--- START ---
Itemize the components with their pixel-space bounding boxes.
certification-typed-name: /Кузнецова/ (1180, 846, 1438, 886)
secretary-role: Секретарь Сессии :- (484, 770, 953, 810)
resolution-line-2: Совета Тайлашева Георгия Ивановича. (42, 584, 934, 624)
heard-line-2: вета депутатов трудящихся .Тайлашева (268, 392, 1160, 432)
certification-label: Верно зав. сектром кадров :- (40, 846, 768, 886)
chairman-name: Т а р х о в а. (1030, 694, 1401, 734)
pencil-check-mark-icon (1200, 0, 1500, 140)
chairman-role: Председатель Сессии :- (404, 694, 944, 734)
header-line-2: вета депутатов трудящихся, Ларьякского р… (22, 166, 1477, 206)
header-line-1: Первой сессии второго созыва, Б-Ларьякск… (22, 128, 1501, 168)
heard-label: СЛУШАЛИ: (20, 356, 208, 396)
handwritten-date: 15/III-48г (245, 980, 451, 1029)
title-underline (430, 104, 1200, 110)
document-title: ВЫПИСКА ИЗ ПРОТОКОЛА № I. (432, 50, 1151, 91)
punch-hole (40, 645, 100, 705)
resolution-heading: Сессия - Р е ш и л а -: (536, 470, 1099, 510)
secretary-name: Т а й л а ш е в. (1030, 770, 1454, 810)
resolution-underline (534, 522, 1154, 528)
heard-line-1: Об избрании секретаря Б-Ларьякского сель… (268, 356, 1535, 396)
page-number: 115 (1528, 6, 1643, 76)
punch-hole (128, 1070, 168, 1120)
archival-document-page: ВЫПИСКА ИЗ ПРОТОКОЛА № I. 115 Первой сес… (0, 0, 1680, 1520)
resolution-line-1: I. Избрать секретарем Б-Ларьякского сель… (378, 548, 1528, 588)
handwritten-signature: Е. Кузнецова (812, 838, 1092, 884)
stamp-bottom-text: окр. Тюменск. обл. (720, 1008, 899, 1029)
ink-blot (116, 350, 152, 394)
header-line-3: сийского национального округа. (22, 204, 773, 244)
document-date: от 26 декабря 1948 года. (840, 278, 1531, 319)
--- END ---
Rewrite the lines above as a numbered list, omitting any blank lines.

◆ Output for this task:
1. Itemize the components with their pixel-space bounding boxes.
2. certification-typed-name: /Кузнецова/ (1180, 846, 1438, 886)
3. secretary-role: Секретарь Сессии :- (484, 770, 953, 810)
4. resolution-line-2: Совета Тайлашева Георгия Ивановича. (42, 584, 934, 624)
5. heard-line-2: вета депутатов трудящихся .Тайлашева (268, 392, 1160, 432)
6. certification-label: Верно зав. сектром кадров :- (40, 846, 768, 886)
7. chairman-name: Т а р х о в а. (1030, 694, 1401, 734)
8. pencil-check-mark-icon (1200, 0, 1500, 140)
9. chairman-role: Председатель Сессии :- (404, 694, 944, 734)
10. header-line-2: вета депутатов трудящихся, Ларьякского р… (22, 166, 1477, 206)
11. header-line-1: Первой сессии второго созыва, Б-Ларьякск… (22, 128, 1501, 168)
12. heard-label: СЛУШАЛИ: (20, 356, 208, 396)
13. handwritten-date: 15/III-48г (245, 980, 451, 1029)
14. title-underline (430, 104, 1200, 110)
15. document-title: ВЫПИСКА ИЗ ПРОТОКОЛА № I. (432, 50, 1151, 91)
16. punch-hole (40, 645, 100, 705)
17. resolution-heading: Сессия - Р е ш и л а -: (536, 470, 1099, 510)
18. secretary-name: Т а й л а ш е в. (1030, 770, 1454, 810)
19. resolution-underline (534, 522, 1154, 528)
20. heard-line-1: Об избрании секретаря Б-Ларьякского сель… (268, 356, 1535, 396)
21. page-number: 115 (1528, 6, 1643, 76)
22. punch-hole (128, 1070, 168, 1120)
23. archival-document-page: ВЫПИСКА ИЗ ПРОТОКОЛА № I. 115 Первой сес… (0, 0, 1680, 1520)
24. resolution-line-1: I. Избрать секретарем Б-Ларьякского сель… (378, 548, 1528, 588)
25. handwritten-signature: Е. Кузнецова (812, 838, 1092, 884)
26. stamp-bottom-text: окр. Тюменск. обл. (720, 1008, 899, 1029)
27. ink-blot (116, 350, 152, 394)
28. header-line-3: сийского национального округа. (22, 204, 773, 244)
29. document-date: от 26 декабря 1948 года. (840, 278, 1531, 319)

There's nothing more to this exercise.